Reading text:
(begin)

Advice on a loop function to subset data according to variables

Question

I have a dataset that has 453 variables (columns) and 119 observations (rows). It is comprised of 118 health observations for different countries over a number of years. For example, 10 of the 453 variables contain health data from Australia over a 10 year period; 8 of the 453 variables contain health data from Bangladesh over a 8 year period.

I want to subset these 453 variables into their own country-based data frames. The country name and year is in row 1 (e.g. Australia_2013, Australia_2014 etc). Seeing as though there are > 40 countries in this dataset, I would like to create a loop for this.

From what I've read so far, I think I should create a vector list of country names and then write a loop function that subsets data according to the vector list. All of the examples I can find are for subsetting based on rows however.

Can anyone point me in the right direction, or share example code for this?

Much thanks in anticipation

Please provide a small sample of your data. Making a solution to the question will be easier if we have a dataset to work with (and we can also see the data structure that you're working with). It doesn't have to be the actual data. Only include the columns that you think will be useful. [See here if you need help making a reproducible dataset as an example.](https://stackoverflow.com/a/5965451/6288065) — LC-datascientist, Dec 08 '20 at 13:50
If you find any of the answers below useful, please mark it as "solved". Thanks! — Pittoro, Dec 08 '20 at 15:17
@LC-datascientist - Apologies too for not giving an example dataset. The example from your answer below is a comparable version to what i have. — Rebecca, Dec 09 '20 at 03:25

score 0 · Answer 1 · answered Dec 08 '20 at 14:13

here is a dplyr answer, for version >= 1.0.

(end)

Data excerpts:
(begin)

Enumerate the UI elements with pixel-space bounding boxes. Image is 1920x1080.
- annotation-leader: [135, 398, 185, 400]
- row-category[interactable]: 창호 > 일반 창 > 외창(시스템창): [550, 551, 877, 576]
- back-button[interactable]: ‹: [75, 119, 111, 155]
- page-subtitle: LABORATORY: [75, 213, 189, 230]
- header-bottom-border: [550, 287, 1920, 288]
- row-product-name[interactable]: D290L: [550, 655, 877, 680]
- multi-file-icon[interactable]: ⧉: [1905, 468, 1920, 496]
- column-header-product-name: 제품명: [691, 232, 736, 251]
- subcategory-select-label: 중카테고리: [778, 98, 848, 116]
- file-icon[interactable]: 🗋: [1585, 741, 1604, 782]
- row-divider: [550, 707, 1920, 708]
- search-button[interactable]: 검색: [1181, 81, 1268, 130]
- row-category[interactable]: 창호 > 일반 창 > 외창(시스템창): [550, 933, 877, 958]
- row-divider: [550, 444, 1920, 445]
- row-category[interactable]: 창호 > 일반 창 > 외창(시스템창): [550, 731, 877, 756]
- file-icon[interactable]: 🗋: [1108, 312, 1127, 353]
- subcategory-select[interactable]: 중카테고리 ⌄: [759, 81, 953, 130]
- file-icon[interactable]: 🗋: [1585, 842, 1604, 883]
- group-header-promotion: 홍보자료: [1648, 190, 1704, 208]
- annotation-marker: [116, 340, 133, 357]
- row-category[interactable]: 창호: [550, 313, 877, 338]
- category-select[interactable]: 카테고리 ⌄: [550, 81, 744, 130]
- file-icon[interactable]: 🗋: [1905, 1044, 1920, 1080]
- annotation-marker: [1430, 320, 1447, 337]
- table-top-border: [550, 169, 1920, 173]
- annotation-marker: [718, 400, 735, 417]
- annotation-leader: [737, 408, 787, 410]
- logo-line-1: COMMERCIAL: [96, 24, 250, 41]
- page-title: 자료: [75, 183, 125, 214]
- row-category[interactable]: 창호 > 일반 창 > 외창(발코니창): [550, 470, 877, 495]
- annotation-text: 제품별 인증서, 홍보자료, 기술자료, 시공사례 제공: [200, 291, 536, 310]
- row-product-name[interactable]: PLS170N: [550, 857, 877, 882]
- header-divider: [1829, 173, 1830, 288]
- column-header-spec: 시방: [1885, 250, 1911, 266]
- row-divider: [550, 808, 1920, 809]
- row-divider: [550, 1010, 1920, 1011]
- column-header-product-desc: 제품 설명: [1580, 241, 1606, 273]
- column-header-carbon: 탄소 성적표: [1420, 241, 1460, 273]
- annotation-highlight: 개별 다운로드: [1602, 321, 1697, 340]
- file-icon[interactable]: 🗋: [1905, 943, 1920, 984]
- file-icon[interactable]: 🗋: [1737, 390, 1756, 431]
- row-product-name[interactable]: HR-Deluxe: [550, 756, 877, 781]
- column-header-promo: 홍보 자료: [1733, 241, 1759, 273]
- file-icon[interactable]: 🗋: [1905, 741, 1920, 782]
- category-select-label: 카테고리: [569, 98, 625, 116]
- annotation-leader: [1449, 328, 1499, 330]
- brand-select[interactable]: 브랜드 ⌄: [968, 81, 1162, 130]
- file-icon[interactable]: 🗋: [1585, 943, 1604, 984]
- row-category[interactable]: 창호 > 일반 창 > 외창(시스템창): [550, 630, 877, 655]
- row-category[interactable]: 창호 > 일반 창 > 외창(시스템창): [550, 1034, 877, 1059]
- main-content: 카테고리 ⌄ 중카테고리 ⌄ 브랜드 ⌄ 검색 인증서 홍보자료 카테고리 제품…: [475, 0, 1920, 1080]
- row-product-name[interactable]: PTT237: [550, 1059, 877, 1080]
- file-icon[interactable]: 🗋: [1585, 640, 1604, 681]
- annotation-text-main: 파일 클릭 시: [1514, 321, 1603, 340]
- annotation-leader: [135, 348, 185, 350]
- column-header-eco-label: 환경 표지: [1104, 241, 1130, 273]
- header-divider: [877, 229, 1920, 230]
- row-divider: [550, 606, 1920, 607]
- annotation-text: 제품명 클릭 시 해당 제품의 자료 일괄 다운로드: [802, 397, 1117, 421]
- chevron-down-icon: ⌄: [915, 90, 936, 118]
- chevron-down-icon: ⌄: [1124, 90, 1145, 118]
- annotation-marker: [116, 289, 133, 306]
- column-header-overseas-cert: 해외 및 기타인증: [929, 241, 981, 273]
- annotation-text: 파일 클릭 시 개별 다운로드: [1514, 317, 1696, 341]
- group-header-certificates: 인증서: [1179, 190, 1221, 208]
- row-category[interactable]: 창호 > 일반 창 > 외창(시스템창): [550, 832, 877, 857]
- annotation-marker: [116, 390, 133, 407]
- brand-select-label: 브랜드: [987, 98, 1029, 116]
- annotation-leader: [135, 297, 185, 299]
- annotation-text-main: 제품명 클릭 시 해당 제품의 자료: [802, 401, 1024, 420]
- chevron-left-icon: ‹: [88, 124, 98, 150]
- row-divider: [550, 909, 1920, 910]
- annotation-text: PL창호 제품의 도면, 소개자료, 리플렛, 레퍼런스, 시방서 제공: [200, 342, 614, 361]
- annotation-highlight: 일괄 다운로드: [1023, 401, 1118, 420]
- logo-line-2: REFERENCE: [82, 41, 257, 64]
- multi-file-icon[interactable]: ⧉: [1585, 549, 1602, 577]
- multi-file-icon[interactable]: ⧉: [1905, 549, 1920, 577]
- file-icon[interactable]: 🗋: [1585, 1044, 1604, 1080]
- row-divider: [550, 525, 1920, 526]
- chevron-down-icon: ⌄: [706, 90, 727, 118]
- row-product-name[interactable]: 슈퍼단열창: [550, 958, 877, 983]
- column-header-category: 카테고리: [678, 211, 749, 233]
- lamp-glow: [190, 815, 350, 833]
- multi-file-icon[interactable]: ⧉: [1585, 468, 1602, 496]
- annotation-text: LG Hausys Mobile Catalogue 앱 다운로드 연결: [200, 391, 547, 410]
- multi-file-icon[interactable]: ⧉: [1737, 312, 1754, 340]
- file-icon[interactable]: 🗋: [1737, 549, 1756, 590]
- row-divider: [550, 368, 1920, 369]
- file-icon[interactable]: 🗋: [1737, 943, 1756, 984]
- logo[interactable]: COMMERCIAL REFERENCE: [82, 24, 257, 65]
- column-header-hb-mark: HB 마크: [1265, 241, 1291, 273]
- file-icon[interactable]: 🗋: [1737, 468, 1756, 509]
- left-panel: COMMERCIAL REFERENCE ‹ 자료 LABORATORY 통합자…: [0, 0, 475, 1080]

(end)

Exercise instructions: In the forum thread, why does the first comment ask for a small sample of the data? Answer in one to three sentences.

Complete output: The comment says that writing a solution will be easier with a dataset to work with. A sample would also show the structure of the data being used.